> _SET PROBLEM_:
Write out the data again in full, exactly as it reads.

> _EXTRACTED ENTRIES_:

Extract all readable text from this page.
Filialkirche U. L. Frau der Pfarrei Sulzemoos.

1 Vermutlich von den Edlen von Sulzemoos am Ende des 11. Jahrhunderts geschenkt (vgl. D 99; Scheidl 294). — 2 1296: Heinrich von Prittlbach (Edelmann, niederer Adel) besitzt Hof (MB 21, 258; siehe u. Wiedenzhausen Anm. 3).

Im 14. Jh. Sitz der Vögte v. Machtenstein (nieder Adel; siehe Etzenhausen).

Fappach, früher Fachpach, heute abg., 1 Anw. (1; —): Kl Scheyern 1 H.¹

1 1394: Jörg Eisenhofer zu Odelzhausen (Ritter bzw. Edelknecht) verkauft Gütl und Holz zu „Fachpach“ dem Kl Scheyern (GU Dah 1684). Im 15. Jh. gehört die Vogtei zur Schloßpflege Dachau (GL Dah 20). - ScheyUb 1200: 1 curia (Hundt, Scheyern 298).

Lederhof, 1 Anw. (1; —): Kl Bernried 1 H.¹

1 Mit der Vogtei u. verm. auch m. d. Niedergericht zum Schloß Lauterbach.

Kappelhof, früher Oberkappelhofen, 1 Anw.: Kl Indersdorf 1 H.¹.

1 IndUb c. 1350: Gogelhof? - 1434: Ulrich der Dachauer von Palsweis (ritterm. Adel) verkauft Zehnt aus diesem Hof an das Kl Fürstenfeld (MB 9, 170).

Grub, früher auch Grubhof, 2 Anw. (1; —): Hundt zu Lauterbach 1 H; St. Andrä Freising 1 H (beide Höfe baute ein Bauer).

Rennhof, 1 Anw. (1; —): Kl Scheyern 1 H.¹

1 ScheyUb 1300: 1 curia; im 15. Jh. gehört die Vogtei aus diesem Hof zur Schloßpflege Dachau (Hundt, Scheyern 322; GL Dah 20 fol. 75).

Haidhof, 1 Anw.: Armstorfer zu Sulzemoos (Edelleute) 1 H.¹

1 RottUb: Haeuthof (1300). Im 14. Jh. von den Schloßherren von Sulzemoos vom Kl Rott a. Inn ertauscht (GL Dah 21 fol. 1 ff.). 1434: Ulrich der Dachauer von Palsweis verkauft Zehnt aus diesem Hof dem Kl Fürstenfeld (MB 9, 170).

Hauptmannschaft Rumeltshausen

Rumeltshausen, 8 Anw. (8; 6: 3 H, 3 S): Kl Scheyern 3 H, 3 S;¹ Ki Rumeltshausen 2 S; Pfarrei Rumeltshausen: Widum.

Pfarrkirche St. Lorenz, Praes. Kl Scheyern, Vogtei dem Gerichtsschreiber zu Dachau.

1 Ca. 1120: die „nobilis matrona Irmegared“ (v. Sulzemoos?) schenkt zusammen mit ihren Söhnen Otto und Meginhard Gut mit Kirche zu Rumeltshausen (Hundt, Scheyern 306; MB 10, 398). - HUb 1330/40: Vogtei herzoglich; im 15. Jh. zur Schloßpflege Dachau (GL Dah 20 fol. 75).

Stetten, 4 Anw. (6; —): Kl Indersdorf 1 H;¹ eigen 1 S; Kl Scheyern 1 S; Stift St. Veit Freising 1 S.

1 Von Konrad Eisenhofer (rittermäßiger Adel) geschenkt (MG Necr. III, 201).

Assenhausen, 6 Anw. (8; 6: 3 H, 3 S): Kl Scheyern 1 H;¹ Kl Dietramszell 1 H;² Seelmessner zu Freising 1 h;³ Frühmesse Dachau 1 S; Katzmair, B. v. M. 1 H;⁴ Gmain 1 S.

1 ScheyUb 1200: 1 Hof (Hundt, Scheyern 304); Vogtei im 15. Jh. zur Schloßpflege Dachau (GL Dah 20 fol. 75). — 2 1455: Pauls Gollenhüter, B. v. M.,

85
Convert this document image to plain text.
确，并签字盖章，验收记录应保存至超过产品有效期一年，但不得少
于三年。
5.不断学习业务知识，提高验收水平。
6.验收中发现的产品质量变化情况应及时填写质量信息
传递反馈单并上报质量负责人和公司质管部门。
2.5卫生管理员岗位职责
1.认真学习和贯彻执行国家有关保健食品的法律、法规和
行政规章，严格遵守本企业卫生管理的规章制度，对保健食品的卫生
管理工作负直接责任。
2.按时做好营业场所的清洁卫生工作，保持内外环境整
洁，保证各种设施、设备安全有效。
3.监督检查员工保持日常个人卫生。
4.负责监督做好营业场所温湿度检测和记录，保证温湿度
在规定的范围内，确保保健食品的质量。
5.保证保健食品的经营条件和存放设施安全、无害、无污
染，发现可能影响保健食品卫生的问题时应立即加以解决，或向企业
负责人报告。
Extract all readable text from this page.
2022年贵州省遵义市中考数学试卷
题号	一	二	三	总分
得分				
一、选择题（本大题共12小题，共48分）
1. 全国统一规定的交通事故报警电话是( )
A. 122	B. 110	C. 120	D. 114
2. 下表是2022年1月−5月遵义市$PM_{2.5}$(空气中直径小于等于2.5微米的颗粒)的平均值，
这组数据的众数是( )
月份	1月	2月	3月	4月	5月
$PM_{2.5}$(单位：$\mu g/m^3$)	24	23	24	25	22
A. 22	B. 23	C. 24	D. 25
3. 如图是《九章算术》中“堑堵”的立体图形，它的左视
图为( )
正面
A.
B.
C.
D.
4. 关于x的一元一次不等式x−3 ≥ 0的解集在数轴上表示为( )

> _SOLUTION TO THIS TASK_:
Extract all readable text from this page.
Filialkirche U. L. Frau der Pfarrei Sulzemoos.

1 Vermutlich von den Edlen von Sulzemoos am Ende des 11. Jahrhunderts geschenkt (vgl. D 99; Scheidl 294). — 2 1296: Heinrich von Prittlbach (Edelmann, niederer Adel) besitzt Hof (MB 21, 258; siehe u. Wiedenzhausen Anm. 3).

Im 14. Jh. Sitz der Vögte v. Machtenstein (nieder Adel; siehe Etzenhausen).

Fappach, früher Fachpach, heute abg., 1 Anw. (1; —): Kl Scheyern 1 H.¹

1 1394: Jörg Eisenhofer zu Odelzhausen (Ritter bzw. Edelknecht) verkauft Gütl und Holz zu „Fachpach“ dem Kl Scheyern (GU Dah 1684). Im 15. Jh. gehört die Vogtei zur Schloßpflege Dachau (GL Dah 20). - ScheyUb 1200: 1 curia (Hundt, Scheyern 298).

Lederhof, 1 Anw. (1; —): Kl Bernried 1 H.¹

1 Mit der Vogtei u. verm. auch m. d. Niedergericht zum Schloß Lauterbach.

Kappelhof, früher Oberkappelhofen, 1 Anw.: Kl Indersdorf 1 H.¹.

1 IndUb c. 1350: Gogelhof? - 1434: Ulrich der Dachauer von Palsweis (ritterm. Adel) verkauft Zehnt aus diesem Hof an das Kl Fürstenfeld (MB 9, 170).

Grub, früher auch Grubhof, 2 Anw. (1; —): Hundt zu Lauterbach 1 H; St. Andrä Freising 1 H (beide Höfe baute ein Bauer).

Rennhof, 1 Anw. (1; —): Kl Scheyern 1 H.¹

1 ScheyUb 1300: 1 curia; im 15. Jh. gehört die Vogtei aus diesem Hof zur Schloßpflege Dachau (Hundt, Scheyern 322; GL Dah 20 fol. 75).

Haidhof, 1 Anw.: Armstorfer zu Sulzemoos (Edelleute) 1 H.¹

1 RottUb: Haeuthof (1300). Im 14. Jh. von den Schloßherren von Sulzemoos vom Kl Rott a. Inn ertauscht (GL Dah 21 fol. 1 ff.). 1434: Ulrich der Dachauer von Palsweis verkauft Zehnt aus diesem Hof dem Kl Fürstenfeld (MB 9, 170).

Hauptmannschaft Rumeltshausen

Rumeltshausen, 8 Anw. (8; 6: 3 H, 3 S): Kl Scheyern 3 H, 3 S;¹ Ki Rumeltshausen 2 S; Pfarrei Rumeltshausen: Widum.

Pfarrkirche St. Lorenz, Praes. Kl Scheyern, Vogtei dem Gerichtsschreiber zu Dachau.

1 Ca. 1120: die „nobilis matrona Irmegared“ (v. Sulzemoos?) schenkt zusammen mit ihren Söhnen Otto und Meginhard Gut mit Kirche zu Rumeltshausen (Hundt, Scheyern 306; MB 10, 398). - HUb 1330/40: Vogtei herzoglich; im 15. Jh. zur Schloßpflege Dachau (GL Dah 20 fol. 75).

Stetten, 4 Anw. (6; —): Kl Indersdorf 1 H;¹ eigen 1 S; Kl Scheyern 1 S; Stift St. Veit Freising 1 S.

1 Von Konrad Eisenhofer (rittermäßiger Adel) geschenkt (MG Necr. III, 201).

Assenhausen, 6 Anw. (8; 6: 3 H, 3 S): Kl Scheyern 1 H;¹ Kl Dietramszell 1 H;² Seelmessner zu Freising 1 h;³ Frühmesse Dachau 1 S; Katzmair, B. v. M. 1 H;⁴ Gmain 1 S.

1 ScheyUb 1200: 1 Hof (Hundt, Scheyern 304); Vogtei im 15. Jh. zur Schloßpflege Dachau (GL Dah 20 fol. 75). — 2 1455: Pauls Gollenhüter, B. v. M.,

85
Convert this document image to plain text.
确，并签字盖章，验收记录应保存至超过产品有效期一年，但不得少
于三年。
5.不断学习业务知识，提高验收水平。
6.验收中发现的产品质量变化情况应及时填写质量信息
传递反馈单并上报质量负责人和公司质管部门。
2.5卫生管理员岗位职责
1.认真学习和贯彻执行国家有关保健食品的法律、法规和
行政规章，严格遵守本企业卫生管理的规章制度，对保健食品的卫生
管理工作负直接责任。
2.按时做好营业场所的清洁卫生工作，保持内外环境整
洁，保证各种设施、设备安全有效。
3.监督检查员工保持日常个人卫生。
4.负责监督做好营业场所温湿度检测和记录，保证温湿度
在规定的范围内，确保保健食品的质量。
5.保证保健食品的经营条件和存放设施安全、无害、无污
染，发现可能影响保健食品卫生的问题时应立即加以解决，或向企业
负责人报告。
Extract all readable text from this page.
2022年贵州省遵义市中考数学试卷
题号	一	二	三	总分
得分				
一、选择题（本大题共12小题，共48分）
1. 全国统一规定的交通事故报警电话是( )
A. 122	B. 110	C. 120	D. 114
2. 下表是2022年1月−5月遵义市$PM_{2.5}$(空气中直径小于等于2.5微米的颗粒)的平均值，
这组数据的众数是( )
月份	1月	2月	3月	4月	5月
$PM_{2.5}$(单位：$\mu g/m^3$)	24	23	24	25	22
A. 22	B. 23	C. 24	D. 25
3. 如图是《九章算术》中“堑堵”的立体图形，它的左视
图为( )
正面
A.
B.
C.
D.
4. 关于x的一元一次不等式x−3 ≥ 0的解集在数轴上表示为( )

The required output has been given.